## Given request
Write every record out again exactly, and keep images out of it.

## Listed entries
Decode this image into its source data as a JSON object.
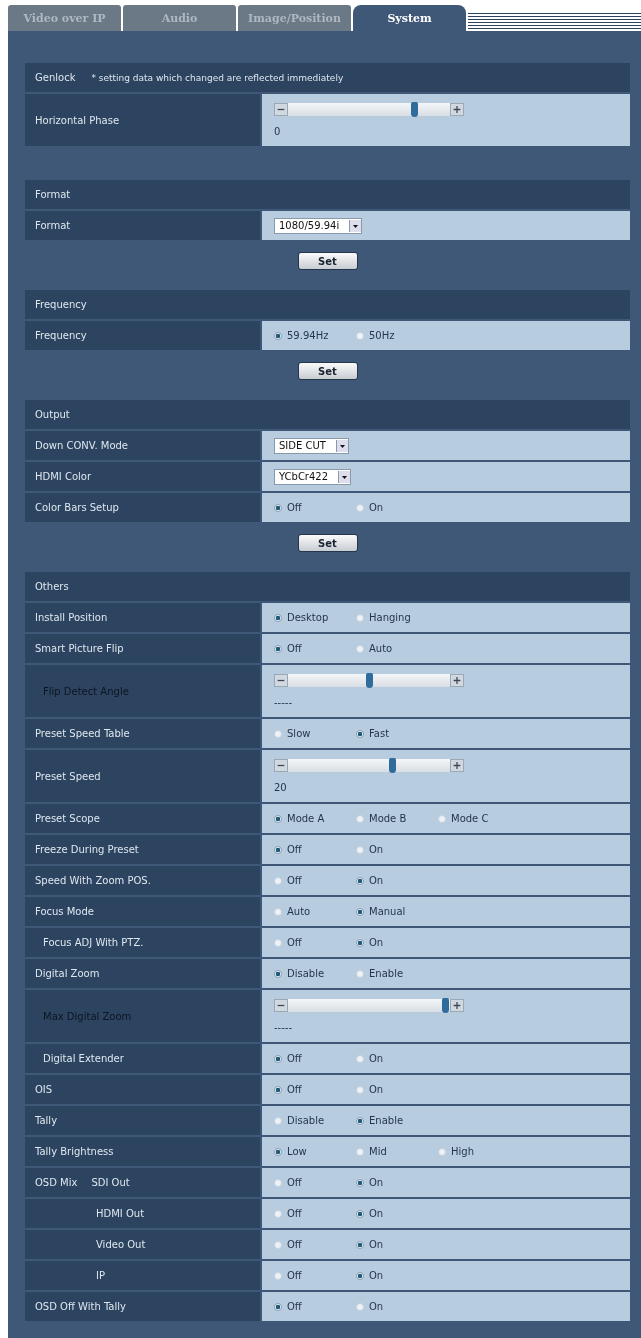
{
  "tabs": [
    {
      "label": "Video over IP",
      "selected": false
    },
    {
      "label": "Audio",
      "selected": false
    },
    {
      "label": "Image/Position",
      "selected": false
    },
    {
      "label": "System",
      "selected": true
    }
  ],
  "sections": [
    {
      "title": "Genlock",
      "note": "* setting data which changed are reflected immediately",
      "rows": [
        {
          "kind": "slider",
          "label": "Horizontal Phase",
          "disabled": false,
          "level": 0.78,
          "reading": "0"
        }
      ]
    },
    {
      "title": "Format",
      "button": "Set",
      "rows": [
        {
          "kind": "select",
          "label": "Format",
          "disabled": false,
          "value": "1080/59.94i"
        }
      ]
    },
    {
      "title": "Frequency",
      "button": "Set",
      "rows": [
        {
          "kind": "radio",
          "label": "Frequency",
          "disabled": false,
          "options": [
            {
              "label": "59.94Hz",
              "selected": true
            },
            {
              "label": "50Hz",
              "selected": false
            }
          ]
        }
      ]
    },
    {
      "title": "Output",
      "button": "Set",
      "rows": [
        {
          "kind": "select",
          "label": "Down CONV. Mode",
          "disabled": false,
          "value": "SIDE CUT"
        },
        {
          "kind": "select",
          "label": "HDMI Color",
          "disabled": false,
          "value": "YCbCr422"
        },
        {
          "kind": "radio",
          "label": "Color Bars Setup",
          "disabled": false,
          "options": [
            {
              "label": "Off",
              "selected": true
            },
            {
              "label": "On",
              "selected": false
            }
          ]
        }
      ]
    },
    {
      "title": "Others",
      "rows": [
        {
          "kind": "radio",
          "label": "Install Position",
          "disabled": false,
          "options": [
            {
              "label": "Desktop",
              "selected": true
            },
            {
              "label": "Hanging",
              "selected": false
            }
          ]
        },
        {
          "kind": "radio",
          "label": "Smart Picture Flip",
          "disabled": false,
          "options": [
            {
              "label": "Off",
              "selected": true
            },
            {
              "label": "Auto",
              "selected": false
            }
          ],
          "children": [
            {
              "kind": "slider",
              "label": "Flip Detect Angle",
              "disabled": true,
              "level": 0.5,
              "reading": "-----"
            }
          ]
        },
        {
          "kind": "radio",
          "label": "Preset Speed Table",
          "disabled": false,
          "options": [
            {
              "label": "Slow",
              "selected": false
            },
            {
              "label": "Fast",
              "selected": true
            }
          ]
        },
        {
          "kind": "slider",
          "label": "Preset Speed",
          "disabled": false,
          "level": 0.64,
          "reading": "20"
        },
        {
          "kind": "radio",
          "label": "Preset Scope",
          "disabled": false,
          "options": [
            {
              "label": "Mode A",
              "selected": true
            },
            {
              "label": "Mode B",
              "selected": false
            },
            {
              "label": "Mode C",
              "selected": false
            }
          ]
        },
        {
          "kind": "radio",
          "label": "Freeze During Preset",
          "disabled": false,
          "options": [
            {
              "label": "Off",
              "selected": true
            },
            {
              "label": "On",
              "selected": false
            }
          ]
        },
        {
          "kind": "radio",
          "label": "Speed With Zoom POS.",
          "disabled": false,
          "options": [
            {
              "label": "Off",
              "selected": false
            },
            {
              "label": "On",
              "selected": true
            }
          ]
        },
        {
          "kind": "radio",
          "label": "Focus Mode",
          "disabled": false,
          "options": [
            {
              "label": "Auto",
              "selected": false
            },
            {
              "label": "Manual",
              "selected": true
            }
          ],
          "children": [
            {
              "kind": "radio",
              "label": "Focus ADJ With PTZ.",
              "disabled": false,
              "options": [
                {
                  "label": "Off",
                  "selected": false
                },
                {
                  "label": "On",
                  "selected": true
                }
              ]
            }
          ]
        },
        {
          "kind": "radio",
          "label": "Digital Zoom",
          "disabled": false,
          "options": [
            {
              "label": "Disable",
              "selected": true
            },
            {
              "label": "Enable",
              "selected": false
            }
          ],
          "children": [
            {
              "kind": "slider",
              "label": "Max Digital Zoom",
              "disabled": true,
              "level": 0.97,
              "reading": "-----"
            },
            {
              "kind": "radio",
              "label": "Digital Extender",
              "disabled": false,
              "options": [
                {
                  "label": "Off",
                  "selected": true
                },
                {
                  "label": "On",
                  "selected": false
                }
              ]
            }
          ]
        },
        {
          "kind": "radio",
          "label": "OIS",
          "disabled": false,
          "options": [
            {
              "label": "Off",
              "selected": true
            },
            {
              "label": "On",
              "selected": false
            }
          ]
        },
        {
          "kind": "radio",
          "label": "Tally",
          "disabled": false,
          "options": [
            {
              "label": "Disable",
              "selected": false
            },
            {
              "label": "Enable",
              "selected": true
            }
          ]
        },
        {
          "kind": "radio",
          "label": "Tally Brightness",
          "disabled": false,
          "options": [
            {
              "label": "Low",
              "selected": true
            },
            {
              "label": "Mid",
              "selected": false
            },
            {
              "label": "High",
              "selected": false
            }
          ]
        },
        {
          "kind": "radio",
          "group": "OSD Mix",
          "label": "SDI Out",
          "disabled": false,
          "options": [
            {
              "label": "Off",
              "selected": false
            },
            {
              "label": "On",
              "selected": true
            }
          ],
          "children": [
            {
              "kind": "radio",
              "label": "HDMI Out",
              "disabled": false,
              "options": [
                {
                  "label": "Off",
                  "selected": false
                },
                {
                  "label": "On",
                  "selected": true
                }
              ]
            },
            {
              "kind": "radio",
              "label": "Video Out",
              "disabled": false,
              "options": [
                {
                  "label": "Off",
                  "selected": false
                },
                {
                  "label": "On",
                  "selected": true
                }
              ]
            },
            {
              "kind": "radio",
              "label": "IP",
              "disabled": false,
              "options": [
                {
                  "label": "Off",
                  "selected": false
                },
                {
                  "label": "On",
                  "selected": true
                }
              ]
            }
          ]
        },
        {
          "kind": "radio",
          "label": "OSD Off With Tally",
          "disabled": false,
          "options": [
            {
              "label": "Off",
              "selected": true
            },
            {
              "label": "On",
              "selected": false
            }
          ]
        }
      ]
    }
  ]
}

## Answer below
Decode this image into its source data as a JSON object.
{
  "tabs": [
    {
      "label": "Video over IP",
      "selected": false
    },
    {
      "label": "Audio",
      "selected": false
    },
    {
      "label": "Image/Position",
      "selected": false
    },
    {
      "label": "System",
      "selected": true
    }
  ],
  "sections": [
    {
      "title": "Genlock",
      "note": "* setting data which changed are reflected immediately",
      "rows": [
        {
          "kind": "slider",
          "label": "Horizontal Phase",
          "disabled": false,
          "level": 0.78,
          "reading": "0"
        }
      ]
    },
    {
      "title": "Format",
      "button": "Set",
      "rows": [
        {
          "kind": "select",
          "label": "Format",
          "disabled": false,
          "value": "1080/59.94i"
        }
      ]
    },
    {
      "title": "Frequency",
      "button": "Set",
      "rows": [
        {
          "kind": "radio",
          "label": "Frequency",
          "disabled": false,
          "options": [
            {
              "label": "59.94Hz",
              "selected": true
            },
            {
              "label": "50Hz",
              "selected": false
            }
          ]
        }
      ]
    },
    {
      "title": "Output",
      "button": "Set",
      "rows": [
        {
          "kind": "select",
          "label": "Down CONV. Mode",
          "disabled": false,
          "value": "SIDE CUT"
        },
        {
          "kind": "select",
          "label": "HDMI Color",
          "disabled": false,
          "value": "YCbCr422"
        },
        {
          "kind": "radio",
          "label": "Color Bars Setup",
          "disabled": false,
          "options": [
            {
              "label": "Off",
              "selected": true
            },
            {
              "label": "On",
              "selected": false
            }
          ]
        }
      ]
    },
    {
      "title": "Others",
      "rows": [
        {
          "kind": "radio",
          "label": "Install Position",
          "disabled": false,
          "options": [
            {
              "label": "Desktop",
              "selected": true
            },
            {
              "label": "Hanging",
              "selected": false
            }
          ]
        },
        {
          "kind": "radio",
          "label": "Smart Picture Flip",
          "disabled": false,
          "options": [
            {
              "label": "Off",
              "selected": true
            },
            {
              "label": "Auto",
              "selected": false
            }
          ],
          "children": [
            {
              "kind": "slider",
              "label": "Flip Detect Angle",
              "disabled": true,
              "level": 0.5,
              "reading": "-----"
            }
          ]
        },
        {
          "kind": "radio",
          "label": "Preset Speed Table",
          "disabled": false,
          "options": [
            {
              "label": "Slow",
              "selected": false
            },
            {
              "label": "Fast",
              "selected": true
            }
          ]
        },
        {
          "kind": "slider",
          "label": "Preset Speed",
          "disabled": false,
          "level": 0.64,
          "reading": "20"
        },
        {
          "kind": "radio",
          "label": "Preset Scope",
          "disabled": false,
          "options": [
            {
              "label": "Mode A",
              "selected": true
            },
            {
              "label": "Mode B",
              "selected": false
            },
            {
              "label": "Mode C",
              "selected": false
            }
          ]
        },
        {
          "kind": "radio",
          "label": "Freeze During Preset",
          "disabled": false,
          "options": [
            {
              "label": "Off",
              "selected": true
            },
            {
              "label": "On",
              "selected": false
            }
          ]
        },
        {
          "kind": "radio",
          "label": "Speed With Zoom POS.",
          "disabled": false,
          "options": [
            {
              "label": "Off",
              "selected": false
            },
            {
              "label": "On",
              "selected": true
            }
          ]
        },
        {
          "kind": "radio",
          "label": "Focus Mode",
          "disabled": false,
          "options": [
            {
              "label": "Auto",
              "selected": false
            },
            {
              "label": "Manual",
              "selected": true
            }
          ],
          "children": [
            {
              "kind": "radio",
              "label": "Focus ADJ With PTZ.",
              "disabled": false,
              "options": [
                {
                  "label": "Off",
                  "selected": false
                },
                {
                  "label": "On",
                  "selected": true
                }
              ]
            }
          ]
        },
        {
          "kind": "radio",
          "label": "Digital Zoom",
          "disabled": false,
          "options": [
            {
              "label": "Disable",
              "selected": true
            },
            {
              "label": "Enable",
              "selected": false
            }
          ],
          "children": [
            {
              "kind": "slider",
              "label": "Max Digital Zoom",
              "disabled": true,
              "level": 0.97,
              "reading": "-----"
            },
            {
              "kind": "radio",
              "label": "Digital Extender",
              "disabled": false,
              "options": [
                {
                  "label": "Off",
                  "selected": true
                },
                {
                  "label": "On",
                  "selected": false
                }
              ]
            }
          ]
        },
        {
          "kind": "radio",
          "label": "OIS",
          "disabled": false,
          "options": [
            {
              "label": "Off",
              "selected": true
            },
            {
              "label": "On",
              "selected": false
            }
          ]
        },
        {
          "kind": "radio",
          "label": "Tally",
          "disabled": false,
          "options": [
            {
              "label": "Disable",
              "selected": false
            },
            {
              "label": "Enable",
              "selected": true
            }
          ]
        },
        {
          "kind": "radio",
          "label": "Tally Brightness",
          "disabled": false,
          "options": [
            {
              "label": "Low",
              "selected": true
            },
            {
              "label": "Mid",
              "selected": false
            },
            {
              "label": "High",
              "selected": false
            }
          ]
        },
        {
          "kind": "radio",
          "group": "OSD Mix",
          "label": "SDI Out",
          "disabled": false,
          "options": [
            {
              "label": "Off",
              "selected": false
            },
            {
              "label": "On",
              "selected": true
            }
          ],
          "children": [
            {
              "kind": "radio",
              "label": "HDMI Out",
              "disabled": false,
              "options": [
                {
                  "label": "Off",
                  "selected": false
                },
                {
                  "label": "On",
                  "selected": true
                }
              ]
            },
            {
              "kind": "radio",
              "label": "Video Out",
              "disabled": false,
              "options": [
                {
                  "label": "Off",
                  "selected": false
                },
                {
                  "label": "On",
                  "selected": true
                }
              ]
            },
            {
              "kind": "radio",
              "label": "IP",
              "disabled": false,
              "options": [
                {
                  "label": "Off",
                  "selected": false
                },
                {
                  "label": "On",
                  "selected": true
                }
              ]
            }
          ]
        },
        {
          "kind": "radio",
          "label": "OSD Off With Tally",
          "disabled": false,
          "options": [
            {
              "label": "Off",
              "selected": true
            },
            {
              "label": "On",
              "selected": false
            }
          ]
        }
      ]
    }
  ]
}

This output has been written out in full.